* _Given passage_:
= = = = =

It was a good day, people didn't seem to be unhealthy. So, I utilized my time researching the route and booked a ticket in current availability. The only reservation I did, or so I thought. I headed out for the expressway in night, somehow boarded a UPSRTC, which seemed like punch it and it would fall apart. But somehow, it made it till Lucknow, from where I had to board my train.

My train was the ANVT-GKP weekly, in which I was going to travel till Gonda. With side lower allotted to me in the empty coach, it was going to be a beautiful nonstop run. I woke up somewhere around Colonelganj, and the surroundings were something out of a movie. It was a misty morning, wrapped in a blue hue, with our train racing through the magestic plains of Uttar Pradesh in a fine drizzle.

I deboarded at Gonda, and while I couldn't get the snaps I had planned, I was amazed by the rustic beauty of the erstwhile MG station. I went out to buy a ticket for the Gonda-Bahraich DEMU and, while at it, captured the beautiful IZN YDM-4 stabled outside, looking for the first time at an MG loco in the real world. I boarded the last vendor coach of the train, and it turned out to be a good decision because it was basically empty, while the rest of the train was jam-packed.

The whole route converted from MG is a site to behold, huge trees, seemingly older than time looming all over the platforms, train chugging between water filled nurseries of paddy on an overcast morning. No trace of humanity in vicinity and the chatter of vendors inside the coach. We had a crossing, too, with the delayed BRK-BSB Intercity hauled by a GZB WAP-5.

There was a person sitting beside me with a lot of cameras whom I thought to be another railfan, so I found a companion, fine. I was greatly disappointed when I found out he was just a wedding photographer going to Bahraich. I deboarded at Bahraich and went out to buy tickets again for Mailani. And I was surprised to see the crowd of daily travelers. Again, I boarded the SLR. Except for the electrical components, the train was maintained well. Coaches were clean, toilets scrubbed, with running water.

The train lurched into motion, and the coach came to life. The coach was occupied mainly by people going to their daily jobs in Risiya. From nurses to policemen, shopkeepers to peons, hawkers to teachers, everyone seemed to know each other. That's the beauty of small towns. Somehow, these people included me in their conversations as if I were their daily co-passanger. And for once, I forgot about capturing the route.

Almost everyone deboarded at Risiya, and the passenger from Nepalgunj, which usually xinged at Nanpara, crossed us at Risiya itself. The jungle hadn't started yet, and we were passing through the lazy farmlands and occasional villages. Once the train halted at Nanpara, it started to drizzle. The train was completely empty now. Since the halt at Nanpara was almost an hour long, I got down to capture the train below the huge Maulsree tree and the daily life at the station.

Nanpara is the junction of Bahraich-Mailani and Nepalgunj lines. Few spare coaches standing on the loop, colonial style building, and huge Maulsree and Sal trees looming over the whole station. Vendors frying samosas and bread pakoras, while people moving on the platform bustling with activity, the station is a page taken out of Malgudi Days.

= = = = =

* _Provided material_:
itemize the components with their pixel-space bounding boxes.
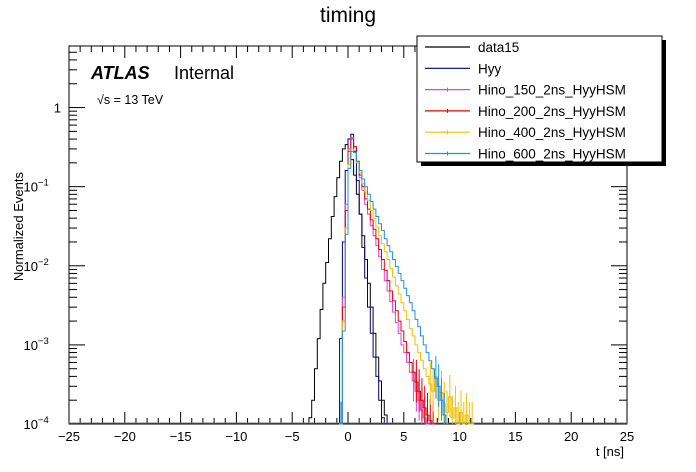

= = = = =

* _Directions_: Please copy the stretch of the travel account from "The whole route" through "with running water.", reproducing it word for word. The listing has no connection to the travel account about the train journey.

* _Output of the task_:
The whole route converted from MG is a site to behold, huge trees, seemingly older than time looming all over the platforms, train chugging between water filled nurseries of paddy on an overcast morning. No trace of humanity in vicinity and the chatter of vendors inside the coach. We had a crossing, too, with the delayed BRK-BSB Intercity hauled by a GZB WAP-5.

There was a person sitting beside me with a lot of cameras whom I thought to be another railfan, so I found a companion, fine. I was greatly disappointed when I found out he was just a wedding photographer going to Bahraich. I deboarded at Bahraich and went out to buy tickets again for Mailani. And I was surprised to see the crowd of daily travelers. Again, I boarded the SLR. Except for the electrical components, the train was maintained well. Coaches were clean, toilets scrubbed, with running water.